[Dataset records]
________________

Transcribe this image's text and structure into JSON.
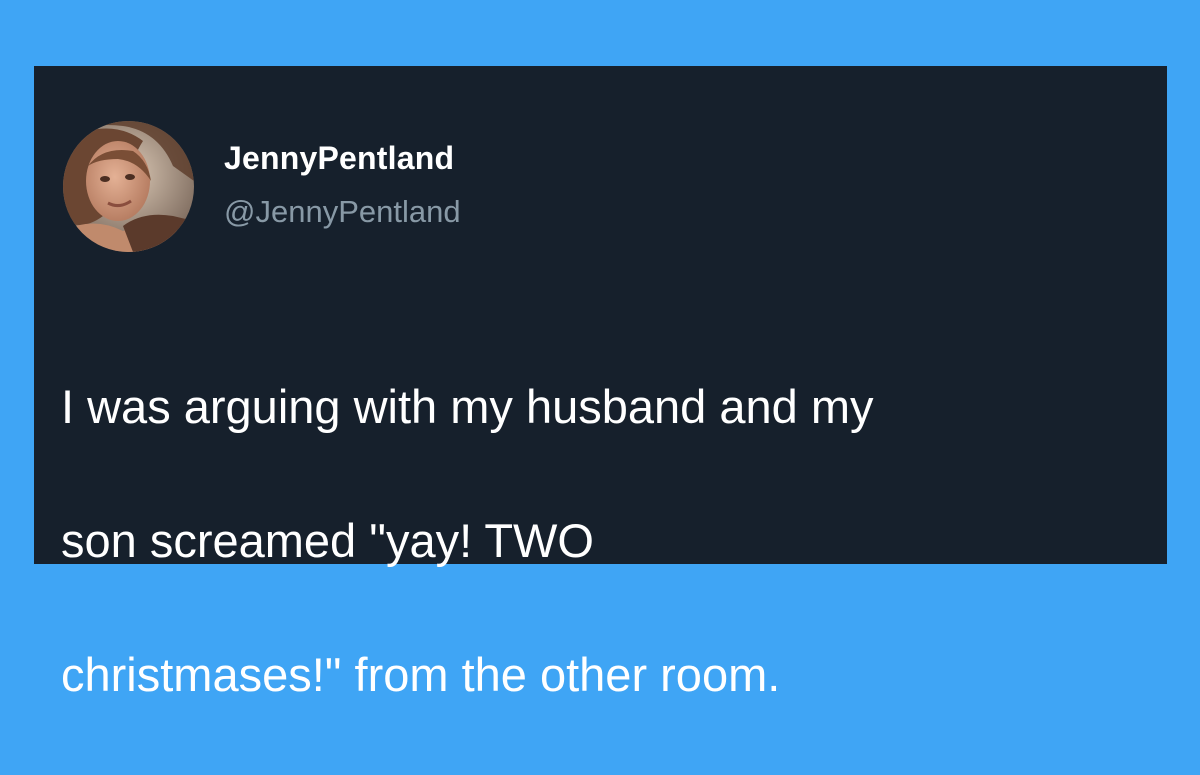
{
  "tweet": {
    "display_name": "JennyPentland",
    "handle": "@JennyPentland",
    "text_lines": [
      "I was arguing with my husband and my",
      "son screamed \"yay! TWO",
      "christmases!\" from the other room."
    ]
  },
  "colors": {
    "page_background": "#3fa5f5",
    "card_background": "#16202c",
    "primary_text": "#ffffff",
    "secondary_text": "#8899a6"
  }
}
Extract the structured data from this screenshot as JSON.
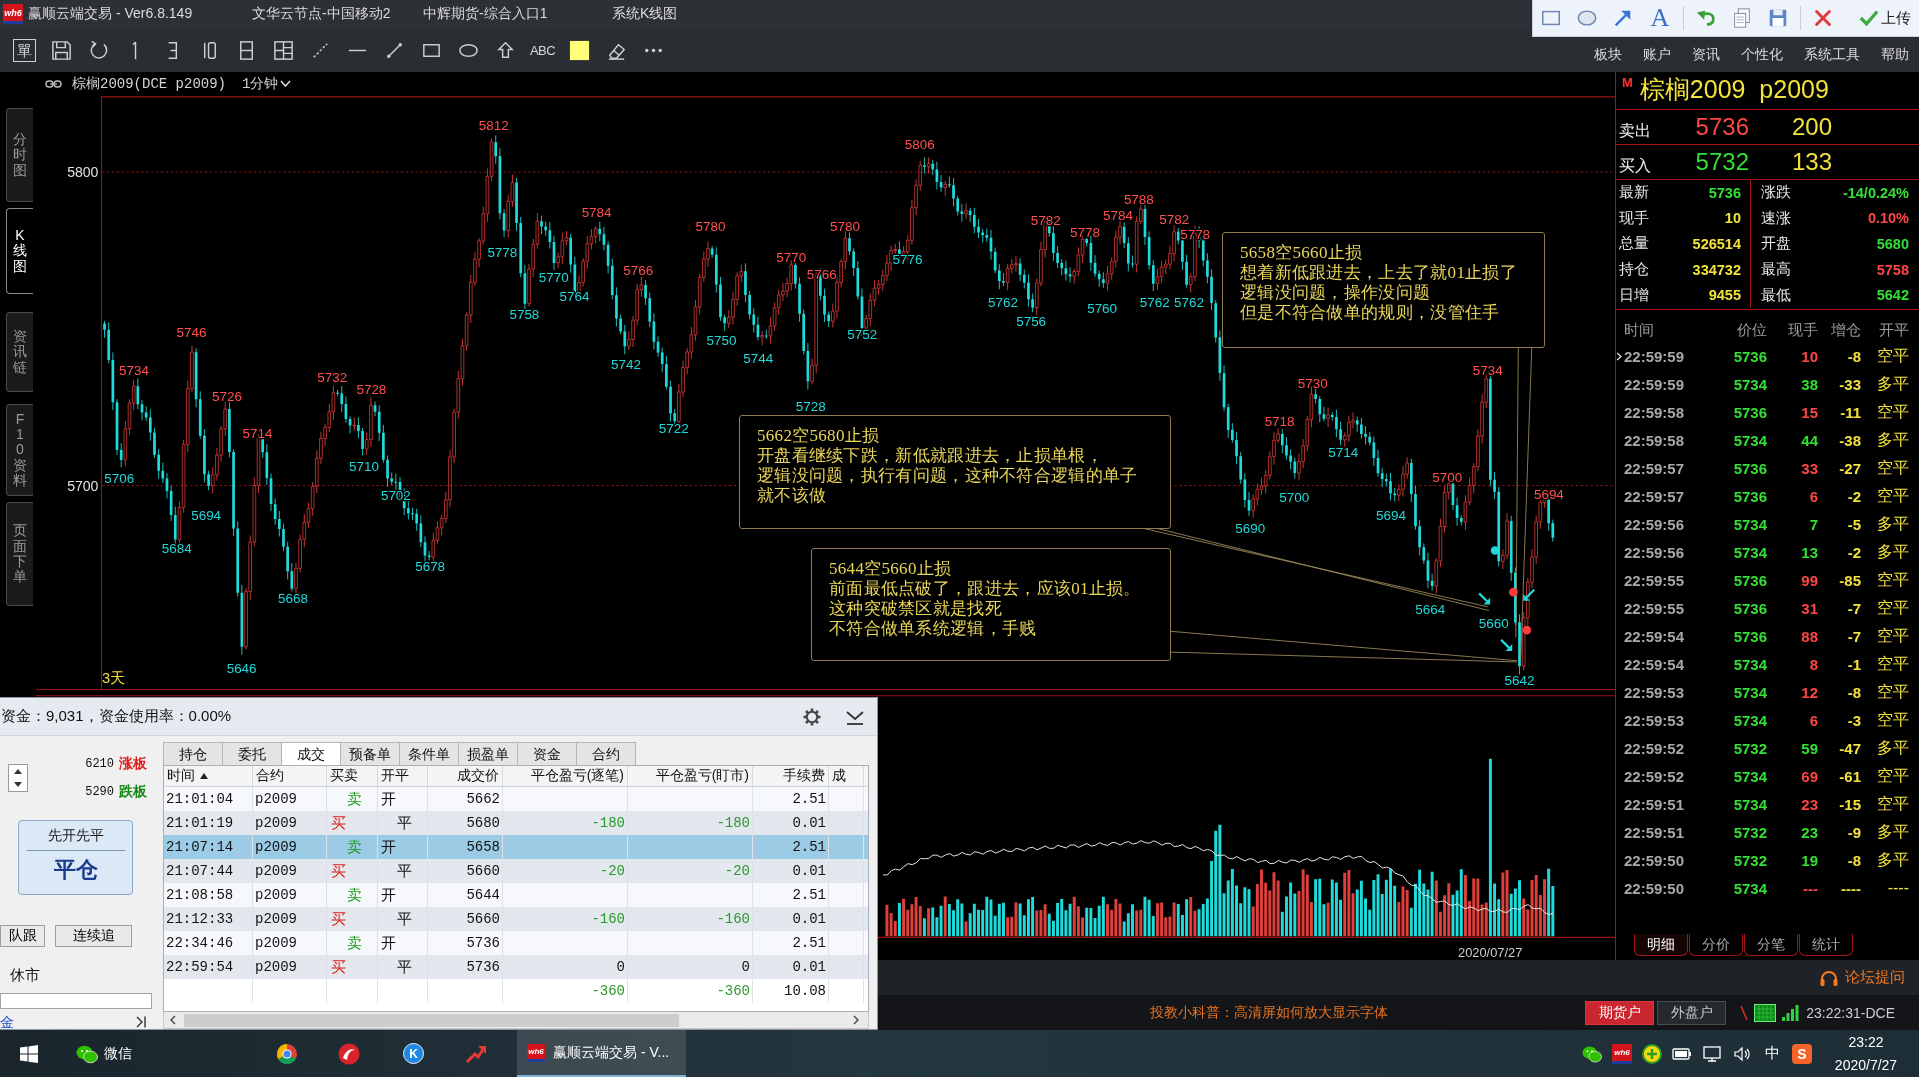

________________

_Directive:_ Without the pictures, return all the records precisely as they stand.

_Solved exercise:_
Transcribe this image's text and structure into JSON.
{
  "tweet": {
    "display_name": "JennyPentland",
    "handle": "@JennyPentland",
    "text_lines": [
      "I was arguing with my husband and my",
      "son screamed \"yay! TWO",
      "christmases!\" from the other room."
    ]
  },
  "colors": {
    "page_background": "#3fa5f5",
    "card_background": "#16202c",
    "primary_text": "#ffffff",
    "secondary_text": "#8899a6"
  }
}
Extract the structured data from this screenshot as JSON.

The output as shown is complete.